▶ _Exercise task_: Every record must be repeated exactly; omit any pictures they contain.

▶ _Dataset extract_:
-- Start --
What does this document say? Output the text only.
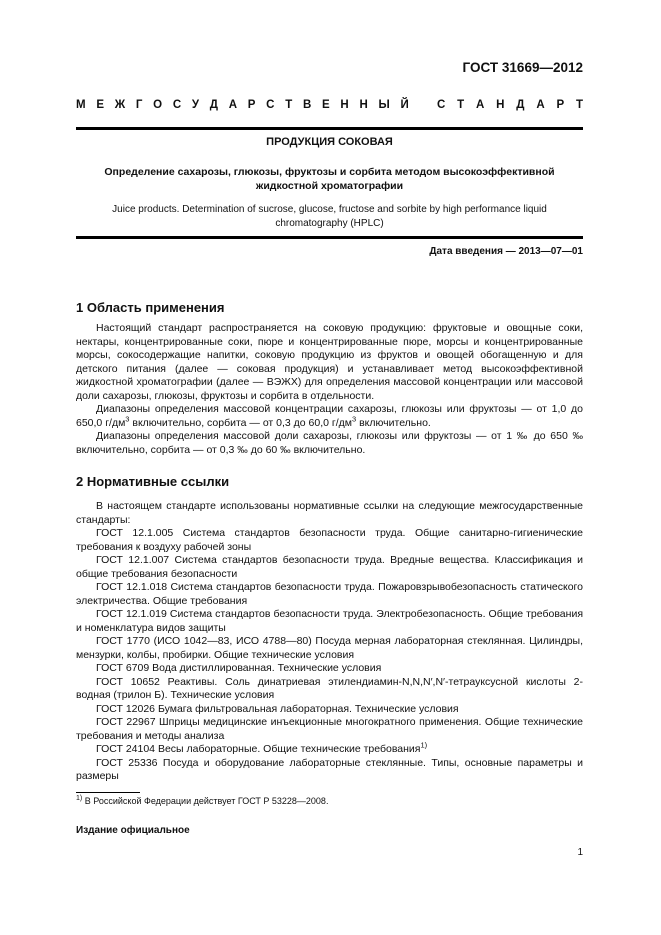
ГОСТ 31669—2012
М Е Ж Г О С У Д А Р С Т В Е Н Н Ы Й С Т А Н Д А Р Т
ПРОДУКЦИЯ СОКОВАЯ
Определение сахарозы, глюкозы, фруктозы и сорбита методом высокоэффективной жидкостной хроматографии
Juice products. Determination of sucrose, glucose, fructose and sorbite by high performance liquid chromatography (HPLC)
Дата введения — 2013—07—01
1 Область применения

Настоящий стандарт распространяется на соковую продукцию: фруктовые и овощные соки, нектары, концентрированные соки, пюре и концентрированные пюре, морсы и концентрированные морсы, сокосодержащие напитки, соковую продукцию из фруктов и овощей обогащенную и для детского питания (далее — соковая продукция) и устанавливает метод высокоэффективной жидкостной хроматографии (далее — ВЭЖХ) для определения массовой концентрации или массовой доли сахарозы, глюкозы, фруктозы и сорбита в отдельности.

Диапазоны определения массовой концентрации сахарозы, глюкозы или фруктозы — от 1,0 до 650,0 $г/дм^3$ включительно, сорбита — от 0,3 до 60,0 $г/дм^3$ включительно.

Диапазоны определения массовой доли сахарозы, глюкозы или фруктозы — от 1 ‰ до 650 ‰ включительно, сорбита — от 0,3 ‰ до 60 ‰ включительно.

2 Нормативные ссылки

В настоящем стандарте использованы нормативные ссылки на следующие межгосударственные стандарты:

ГОСТ 12.1.005 Система стандартов безопасности труда. Общие санитарно-гигиенические требования к воздуху рабочей зоны

ГОСТ 12.1.007 Система стандартов безопасности труда. Вредные вещества. Классификация и общие требования безопасности

ГОСТ 12.1.018 Система стандартов безопасности труда. Пожаровзрывобезопасность статического электричества. Общие требования

ГОСТ 12.1.019 Система стандартов безопасности труда. Электробезопасность. Общие требования и номенклатура видов защиты

ГОСТ 1770 (ИСО 1042—83, ИСО 4788—80) Посуда мерная лабораторная стеклянная. Цилиндры, мензурки, колбы, пробирки. Общие технические условия

ГОСТ 6709 Вода дистиллированная. Технические условия

ГОСТ 10652 Реактивы. Соль динатриевая этилендиамин-N,N,N′,N′-тетрауксусной кислоты 2-водная (трилон Б). Технические условия

ГОСТ 12026 Бумага фильтровальная лабораторная. Технические условия

ГОСТ 22967 Шприцы медицинские инъекционные многократного применения. Общие технические требования и методы анализа

ГОСТ 24104 Весы лабораторные. Общие технические требования$^{1)}$

ГОСТ 25336 Посуда и оборудование лабораторные стеклянные. Типы, основные параметры и размеры

$^{1)}$ В Российской Федерации действует ГОСТ Р 53228—2008.
Издание официальное
1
-- End --
▶ _Finished answer_:
What does this document say? Output the text only.
ГОСТ 31669—2012
М Е Ж Г О С У Д А Р С Т В Е Н Н Ы Й С Т А Н Д А Р Т
ПРОДУКЦИЯ СОКОВАЯ
Определение сахарозы, глюкозы, фруктозы и сорбита методом высокоэффективной жидкостной хроматографии
Juice products. Determination of sucrose, glucose, fructose and sorbite by high performance liquid chromatography (HPLC)
Дата введения — 2013—07—01
1 Область применения

Настоящий стандарт распространяется на соковую продукцию: фруктовые и овощные соки, нектары, концентрированные соки, пюре и концентрированные пюре, морсы и концентрированные морсы, сокосодержащие напитки, соковую продукцию из фруктов и овощей обогащенную и для детского питания (далее — соковая продукция) и устанавливает метод высокоэффективной жидкостной хроматографии (далее — ВЭЖХ) для определения массовой концентрации или массовой доли сахарозы, глюкозы, фруктозы и сорбита в отдельности.

Диапазоны определения массовой концентрации сахарозы, глюкозы или фруктозы — от 1,0 до 650,0 $г/дм^3$ включительно, сорбита — от 0,3 до 60,0 $г/дм^3$ включительно.

Диапазоны определения массовой доли сахарозы, глюкозы или фруктозы — от 1 ‰ до 650 ‰ включительно, сорбита — от 0,3 ‰ до 60 ‰ включительно.

2 Нормативные ссылки

В настоящем стандарте использованы нормативные ссылки на следующие межгосударственные стандарты:

ГОСТ 12.1.005 Система стандартов безопасности труда. Общие санитарно-гигиенические требования к воздуху рабочей зоны

ГОСТ 12.1.007 Система стандартов безопасности труда. Вредные вещества. Классификация и общие требования безопасности

ГОСТ 12.1.018 Система стандартов безопасности труда. Пожаровзрывобезопасность статического электричества. Общие требования

ГОСТ 12.1.019 Система стандартов безопасности труда. Электробезопасность. Общие требования и номенклатура видов защиты

ГОСТ 1770 (ИСО 1042—83, ИСО 4788—80) Посуда мерная лабораторная стеклянная. Цилиндры, мензурки, колбы, пробирки. Общие технические условия

ГОСТ 6709 Вода дистиллированная. Технические условия

ГОСТ 10652 Реактивы. Соль динатриевая этилендиамин-N,N,N′,N′-тетрауксусной кислоты 2-водная (трилон Б). Технические условия

ГОСТ 12026 Бумага фильтровальная лабораторная. Технические условия

ГОСТ 22967 Шприцы медицинские инъекционные многократного применения. Общие технические требования и методы анализа

ГОСТ 24104 Весы лабораторные. Общие технические требования$^{1)}$

ГОСТ 25336 Посуда и оборудование лабораторные стеклянные. Типы, основные параметры и размеры

$^{1)}$ В Российской Федерации действует ГОСТ Р 53228—2008.
Издание официальное
1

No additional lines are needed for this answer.